→ DIRECTION
For every line in the data below that contains "first", copy the line.

→ EXERCISE MATERIAL
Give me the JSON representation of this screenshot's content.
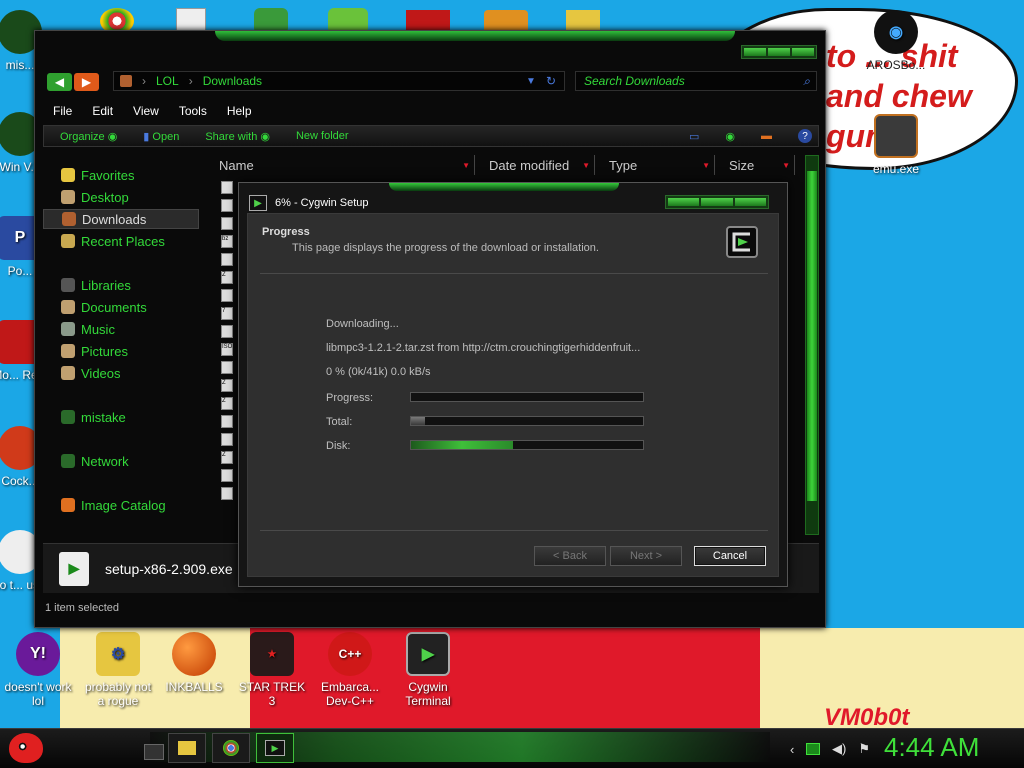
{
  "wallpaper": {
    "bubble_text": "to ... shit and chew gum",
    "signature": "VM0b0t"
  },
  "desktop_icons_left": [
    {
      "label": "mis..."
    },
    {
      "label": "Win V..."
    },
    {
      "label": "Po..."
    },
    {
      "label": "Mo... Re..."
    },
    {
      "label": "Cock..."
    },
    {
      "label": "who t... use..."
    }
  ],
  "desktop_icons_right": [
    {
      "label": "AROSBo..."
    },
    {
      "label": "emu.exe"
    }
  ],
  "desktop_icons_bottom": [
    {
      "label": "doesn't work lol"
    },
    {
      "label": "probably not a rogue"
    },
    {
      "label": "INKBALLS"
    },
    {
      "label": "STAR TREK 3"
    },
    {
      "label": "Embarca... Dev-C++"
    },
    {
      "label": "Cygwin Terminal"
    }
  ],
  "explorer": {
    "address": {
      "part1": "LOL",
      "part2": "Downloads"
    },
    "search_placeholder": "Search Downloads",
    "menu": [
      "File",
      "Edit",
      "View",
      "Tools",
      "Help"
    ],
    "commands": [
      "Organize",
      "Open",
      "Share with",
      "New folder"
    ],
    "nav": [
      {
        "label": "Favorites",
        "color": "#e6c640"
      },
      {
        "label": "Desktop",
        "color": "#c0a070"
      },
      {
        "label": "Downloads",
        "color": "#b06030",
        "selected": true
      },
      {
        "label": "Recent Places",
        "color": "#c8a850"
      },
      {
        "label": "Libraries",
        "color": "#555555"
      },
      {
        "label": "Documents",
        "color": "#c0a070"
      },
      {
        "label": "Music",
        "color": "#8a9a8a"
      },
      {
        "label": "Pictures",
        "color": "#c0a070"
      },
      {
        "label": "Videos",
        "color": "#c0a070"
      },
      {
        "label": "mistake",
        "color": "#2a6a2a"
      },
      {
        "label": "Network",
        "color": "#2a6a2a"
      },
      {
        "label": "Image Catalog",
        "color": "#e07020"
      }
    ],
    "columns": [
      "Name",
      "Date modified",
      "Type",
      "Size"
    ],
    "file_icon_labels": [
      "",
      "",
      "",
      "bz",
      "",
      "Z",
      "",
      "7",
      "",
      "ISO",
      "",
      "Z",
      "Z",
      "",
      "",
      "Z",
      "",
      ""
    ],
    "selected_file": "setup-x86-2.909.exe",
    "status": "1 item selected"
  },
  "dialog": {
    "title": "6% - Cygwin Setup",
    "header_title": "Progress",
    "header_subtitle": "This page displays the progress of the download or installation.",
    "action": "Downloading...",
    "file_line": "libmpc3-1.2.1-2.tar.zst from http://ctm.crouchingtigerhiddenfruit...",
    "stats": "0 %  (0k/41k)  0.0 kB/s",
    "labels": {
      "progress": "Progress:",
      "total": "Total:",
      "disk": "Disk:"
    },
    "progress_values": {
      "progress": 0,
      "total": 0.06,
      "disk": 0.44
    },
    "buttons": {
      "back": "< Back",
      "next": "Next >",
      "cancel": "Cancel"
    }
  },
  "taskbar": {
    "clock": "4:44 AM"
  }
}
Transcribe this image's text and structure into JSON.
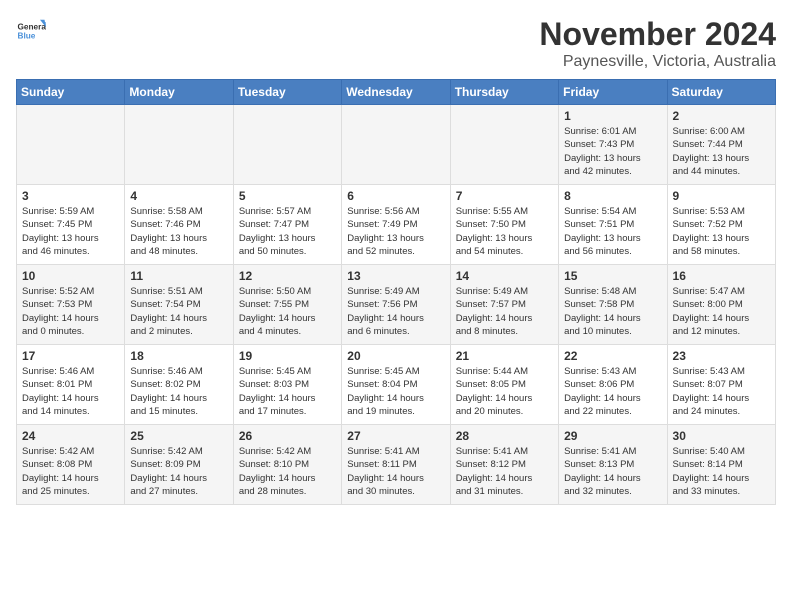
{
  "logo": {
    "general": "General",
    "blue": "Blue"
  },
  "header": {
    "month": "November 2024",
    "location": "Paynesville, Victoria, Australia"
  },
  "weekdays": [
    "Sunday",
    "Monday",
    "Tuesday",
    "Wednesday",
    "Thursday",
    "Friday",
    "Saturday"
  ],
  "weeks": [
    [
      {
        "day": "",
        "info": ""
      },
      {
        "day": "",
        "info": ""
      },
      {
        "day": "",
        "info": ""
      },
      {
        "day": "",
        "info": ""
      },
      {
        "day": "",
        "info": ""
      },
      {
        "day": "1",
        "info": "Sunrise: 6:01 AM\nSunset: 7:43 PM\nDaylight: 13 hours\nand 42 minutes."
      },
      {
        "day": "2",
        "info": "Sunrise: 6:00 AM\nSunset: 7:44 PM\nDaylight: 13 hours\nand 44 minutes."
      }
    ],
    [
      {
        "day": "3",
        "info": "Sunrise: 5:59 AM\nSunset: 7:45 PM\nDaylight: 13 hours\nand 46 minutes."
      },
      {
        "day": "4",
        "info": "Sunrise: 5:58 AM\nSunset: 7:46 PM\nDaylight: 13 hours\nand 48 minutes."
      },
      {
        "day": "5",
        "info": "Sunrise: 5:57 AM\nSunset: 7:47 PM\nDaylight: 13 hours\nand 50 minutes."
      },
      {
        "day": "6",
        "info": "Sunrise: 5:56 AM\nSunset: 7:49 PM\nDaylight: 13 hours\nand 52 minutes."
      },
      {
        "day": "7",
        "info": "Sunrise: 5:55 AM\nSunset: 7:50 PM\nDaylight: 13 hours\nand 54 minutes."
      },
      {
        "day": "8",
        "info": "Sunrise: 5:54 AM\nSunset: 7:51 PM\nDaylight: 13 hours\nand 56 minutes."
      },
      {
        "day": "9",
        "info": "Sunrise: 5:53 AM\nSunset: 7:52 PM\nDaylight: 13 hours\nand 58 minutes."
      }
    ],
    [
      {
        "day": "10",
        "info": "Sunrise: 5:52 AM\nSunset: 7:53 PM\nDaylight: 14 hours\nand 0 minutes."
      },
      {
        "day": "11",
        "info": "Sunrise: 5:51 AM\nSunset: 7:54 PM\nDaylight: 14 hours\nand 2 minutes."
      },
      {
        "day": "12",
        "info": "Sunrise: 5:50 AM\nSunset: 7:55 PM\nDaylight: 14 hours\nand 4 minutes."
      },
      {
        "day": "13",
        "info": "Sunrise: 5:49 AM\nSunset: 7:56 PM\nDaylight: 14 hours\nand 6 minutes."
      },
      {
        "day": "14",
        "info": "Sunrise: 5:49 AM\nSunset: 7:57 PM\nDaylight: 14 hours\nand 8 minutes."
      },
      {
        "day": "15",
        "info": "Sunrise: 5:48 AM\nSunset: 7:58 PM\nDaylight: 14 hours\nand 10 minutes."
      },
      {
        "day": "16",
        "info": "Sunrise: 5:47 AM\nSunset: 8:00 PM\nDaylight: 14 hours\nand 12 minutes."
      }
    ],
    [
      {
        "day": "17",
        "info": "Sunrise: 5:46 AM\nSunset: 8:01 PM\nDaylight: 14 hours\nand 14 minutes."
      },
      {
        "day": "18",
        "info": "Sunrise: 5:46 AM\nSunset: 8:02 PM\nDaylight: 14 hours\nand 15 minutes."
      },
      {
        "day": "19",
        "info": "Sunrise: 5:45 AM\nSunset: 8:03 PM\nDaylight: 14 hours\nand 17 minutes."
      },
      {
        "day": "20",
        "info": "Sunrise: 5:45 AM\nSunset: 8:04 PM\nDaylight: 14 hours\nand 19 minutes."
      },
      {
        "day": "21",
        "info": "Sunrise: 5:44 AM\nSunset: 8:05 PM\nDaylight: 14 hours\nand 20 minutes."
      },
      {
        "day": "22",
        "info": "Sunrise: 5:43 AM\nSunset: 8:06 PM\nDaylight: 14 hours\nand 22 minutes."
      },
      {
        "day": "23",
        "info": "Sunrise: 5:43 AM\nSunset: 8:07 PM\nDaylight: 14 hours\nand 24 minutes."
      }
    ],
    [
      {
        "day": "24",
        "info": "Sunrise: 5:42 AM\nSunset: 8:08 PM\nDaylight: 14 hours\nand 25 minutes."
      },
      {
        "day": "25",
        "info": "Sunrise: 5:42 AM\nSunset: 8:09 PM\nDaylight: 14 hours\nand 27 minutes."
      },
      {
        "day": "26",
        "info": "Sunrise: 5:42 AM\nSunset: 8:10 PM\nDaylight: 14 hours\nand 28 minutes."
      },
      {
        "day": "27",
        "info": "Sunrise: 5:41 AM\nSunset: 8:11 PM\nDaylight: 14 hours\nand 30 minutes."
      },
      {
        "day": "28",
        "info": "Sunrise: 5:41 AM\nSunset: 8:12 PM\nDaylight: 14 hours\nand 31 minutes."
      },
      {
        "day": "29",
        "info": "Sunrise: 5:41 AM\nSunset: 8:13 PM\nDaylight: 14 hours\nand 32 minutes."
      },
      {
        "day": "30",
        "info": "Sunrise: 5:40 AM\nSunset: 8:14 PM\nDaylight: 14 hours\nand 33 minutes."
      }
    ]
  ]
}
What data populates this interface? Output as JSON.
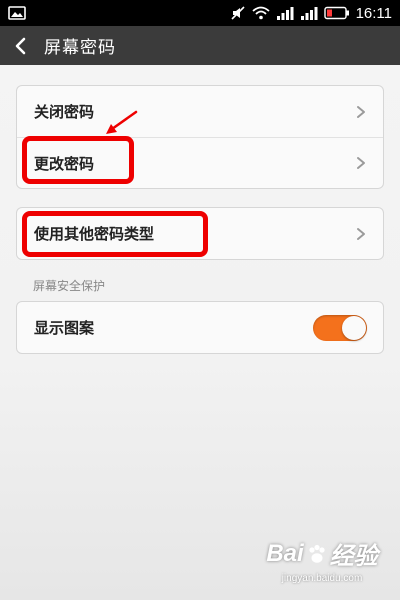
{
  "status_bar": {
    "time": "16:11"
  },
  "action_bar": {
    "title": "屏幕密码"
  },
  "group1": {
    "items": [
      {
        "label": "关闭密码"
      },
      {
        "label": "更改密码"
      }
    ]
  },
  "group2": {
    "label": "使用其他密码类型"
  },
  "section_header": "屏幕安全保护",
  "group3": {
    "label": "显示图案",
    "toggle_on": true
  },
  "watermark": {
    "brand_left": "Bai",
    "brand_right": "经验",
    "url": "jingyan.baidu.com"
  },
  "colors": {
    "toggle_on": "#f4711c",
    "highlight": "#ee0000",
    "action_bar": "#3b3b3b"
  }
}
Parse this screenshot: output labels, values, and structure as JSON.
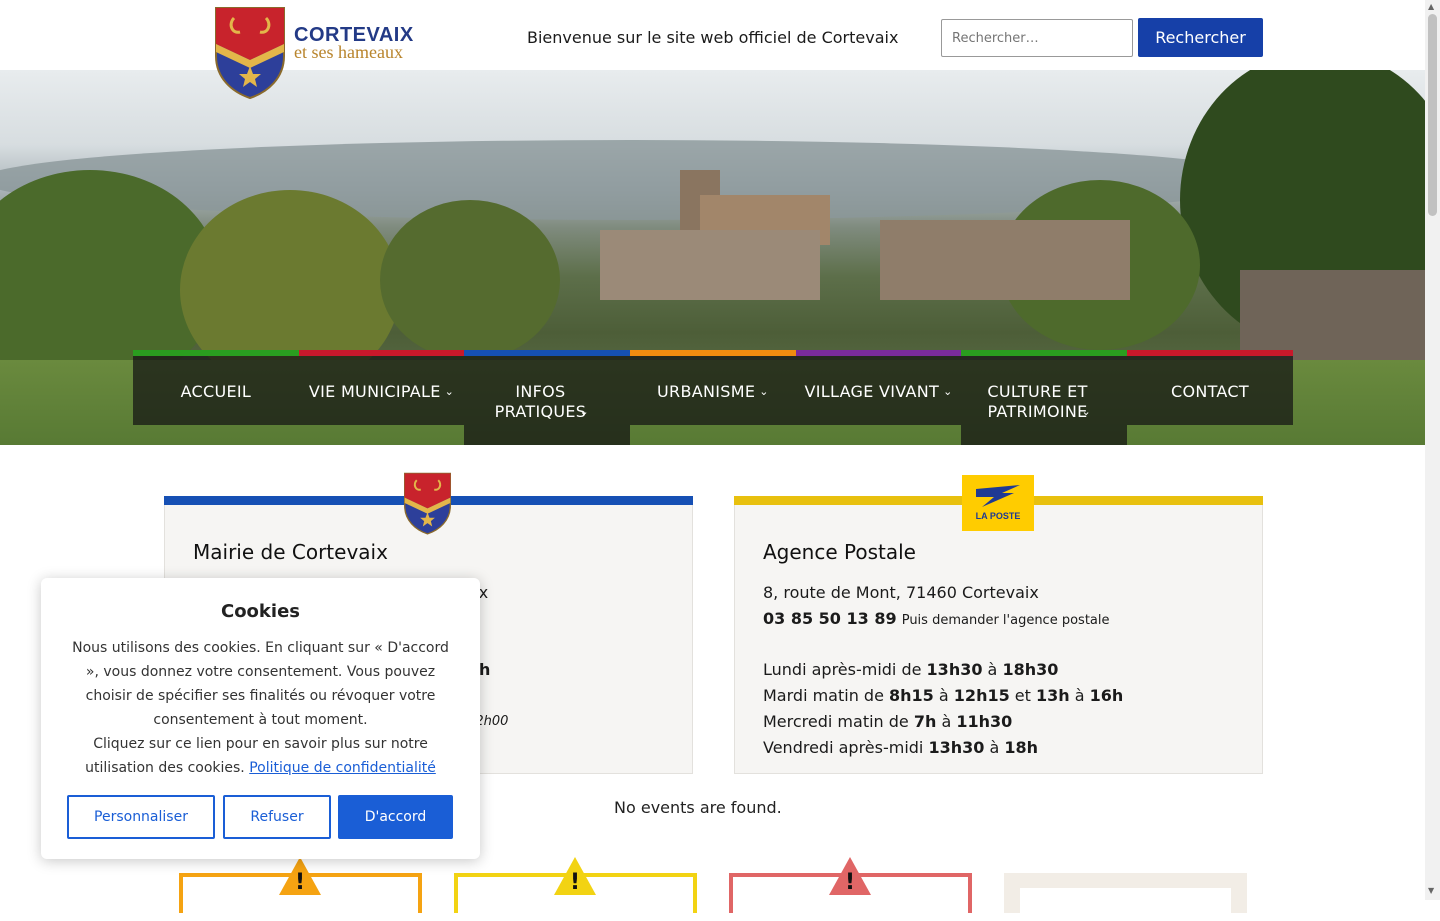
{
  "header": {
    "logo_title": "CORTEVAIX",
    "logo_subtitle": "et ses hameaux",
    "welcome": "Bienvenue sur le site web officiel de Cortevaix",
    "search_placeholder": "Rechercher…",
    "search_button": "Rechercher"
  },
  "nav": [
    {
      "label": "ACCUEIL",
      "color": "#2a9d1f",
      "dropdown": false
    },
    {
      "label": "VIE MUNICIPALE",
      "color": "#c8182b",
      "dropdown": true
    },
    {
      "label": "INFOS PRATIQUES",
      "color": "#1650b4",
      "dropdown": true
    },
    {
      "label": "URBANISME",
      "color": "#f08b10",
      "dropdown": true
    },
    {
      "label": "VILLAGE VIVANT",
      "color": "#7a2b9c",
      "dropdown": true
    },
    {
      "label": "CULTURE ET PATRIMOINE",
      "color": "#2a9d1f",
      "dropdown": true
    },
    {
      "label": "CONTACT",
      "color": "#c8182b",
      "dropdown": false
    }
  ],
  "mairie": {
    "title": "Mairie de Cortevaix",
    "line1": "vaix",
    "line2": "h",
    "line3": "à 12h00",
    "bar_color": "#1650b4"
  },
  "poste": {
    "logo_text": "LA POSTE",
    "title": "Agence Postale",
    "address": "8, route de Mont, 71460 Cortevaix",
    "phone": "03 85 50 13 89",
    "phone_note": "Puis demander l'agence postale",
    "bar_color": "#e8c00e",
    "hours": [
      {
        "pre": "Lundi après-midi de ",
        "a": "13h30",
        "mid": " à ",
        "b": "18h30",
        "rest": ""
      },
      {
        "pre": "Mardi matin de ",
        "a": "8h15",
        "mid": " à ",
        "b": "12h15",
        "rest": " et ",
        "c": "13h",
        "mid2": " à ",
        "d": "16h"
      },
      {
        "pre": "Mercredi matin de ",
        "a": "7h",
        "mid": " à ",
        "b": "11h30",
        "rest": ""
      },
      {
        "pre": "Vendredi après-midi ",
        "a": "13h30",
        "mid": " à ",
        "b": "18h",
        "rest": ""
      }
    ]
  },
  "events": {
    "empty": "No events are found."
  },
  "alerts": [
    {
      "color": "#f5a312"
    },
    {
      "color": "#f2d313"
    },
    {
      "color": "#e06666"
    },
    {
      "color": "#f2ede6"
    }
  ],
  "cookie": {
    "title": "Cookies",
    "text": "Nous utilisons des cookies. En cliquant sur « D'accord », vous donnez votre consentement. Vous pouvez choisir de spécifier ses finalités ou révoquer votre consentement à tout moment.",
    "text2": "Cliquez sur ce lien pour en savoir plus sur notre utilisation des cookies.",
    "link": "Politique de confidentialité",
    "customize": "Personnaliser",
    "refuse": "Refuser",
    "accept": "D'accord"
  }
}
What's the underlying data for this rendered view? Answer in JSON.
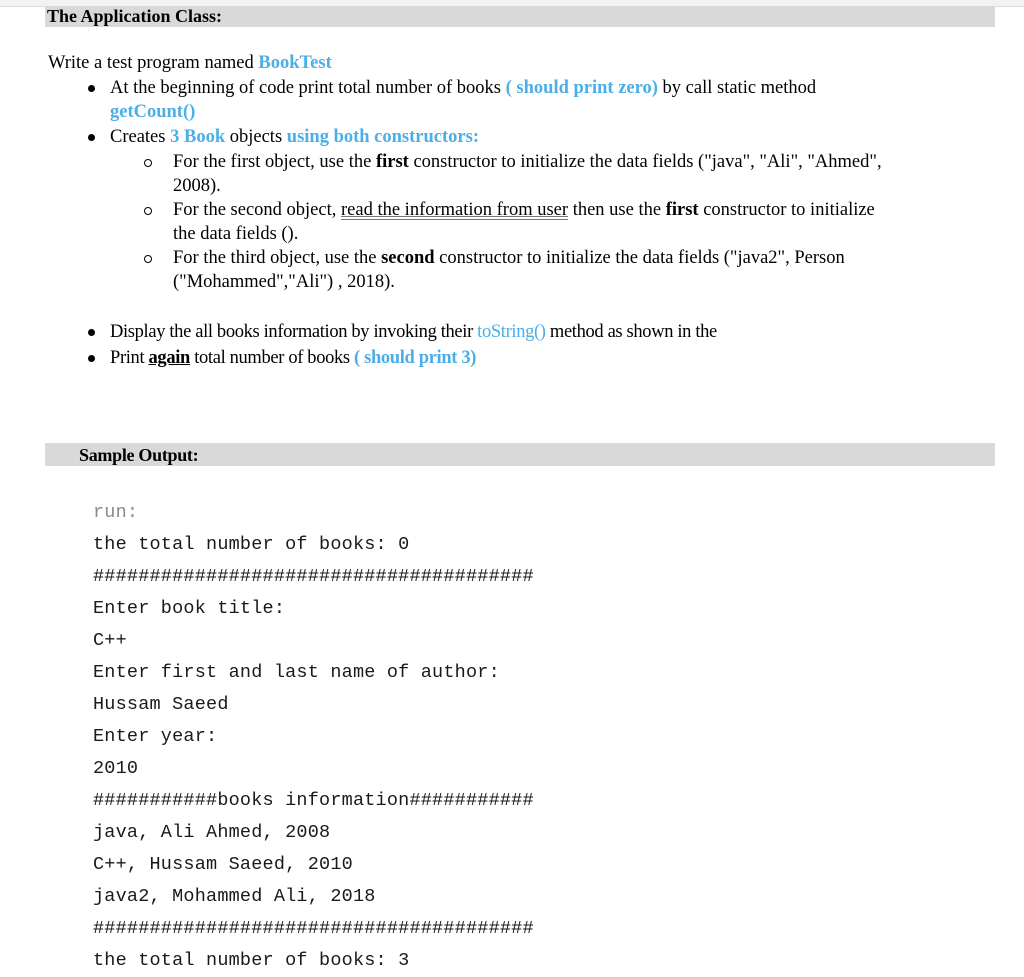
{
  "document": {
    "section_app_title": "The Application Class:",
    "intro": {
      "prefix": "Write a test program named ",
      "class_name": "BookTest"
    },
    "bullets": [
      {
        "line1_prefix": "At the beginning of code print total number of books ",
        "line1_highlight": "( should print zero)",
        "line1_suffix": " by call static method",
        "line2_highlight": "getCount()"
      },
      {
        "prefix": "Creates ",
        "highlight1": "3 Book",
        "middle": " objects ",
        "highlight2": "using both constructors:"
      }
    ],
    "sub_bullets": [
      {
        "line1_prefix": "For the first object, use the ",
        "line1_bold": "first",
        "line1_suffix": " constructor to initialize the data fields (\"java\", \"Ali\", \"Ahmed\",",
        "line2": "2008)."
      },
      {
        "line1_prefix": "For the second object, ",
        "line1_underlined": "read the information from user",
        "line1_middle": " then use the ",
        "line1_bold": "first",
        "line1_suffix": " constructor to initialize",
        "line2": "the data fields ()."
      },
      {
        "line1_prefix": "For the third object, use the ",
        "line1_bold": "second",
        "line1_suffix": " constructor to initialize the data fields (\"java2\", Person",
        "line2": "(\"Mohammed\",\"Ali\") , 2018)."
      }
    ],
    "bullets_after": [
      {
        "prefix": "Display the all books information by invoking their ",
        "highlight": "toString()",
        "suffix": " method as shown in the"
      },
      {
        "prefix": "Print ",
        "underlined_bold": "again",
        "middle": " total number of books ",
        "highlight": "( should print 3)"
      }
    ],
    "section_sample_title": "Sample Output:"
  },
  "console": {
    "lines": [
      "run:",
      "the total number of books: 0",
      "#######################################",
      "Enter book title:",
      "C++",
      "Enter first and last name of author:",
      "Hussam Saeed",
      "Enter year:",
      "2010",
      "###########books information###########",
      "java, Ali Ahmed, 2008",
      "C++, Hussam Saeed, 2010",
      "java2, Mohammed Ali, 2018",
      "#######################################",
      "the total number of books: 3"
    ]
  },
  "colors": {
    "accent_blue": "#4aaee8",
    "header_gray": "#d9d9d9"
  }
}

→ RESPONSE BELOW
        "line1_prefix": "For the first object, use the ",
        "line1_bold": "first",
        "line1_bold": "first",
      "Enter first and last name of author:",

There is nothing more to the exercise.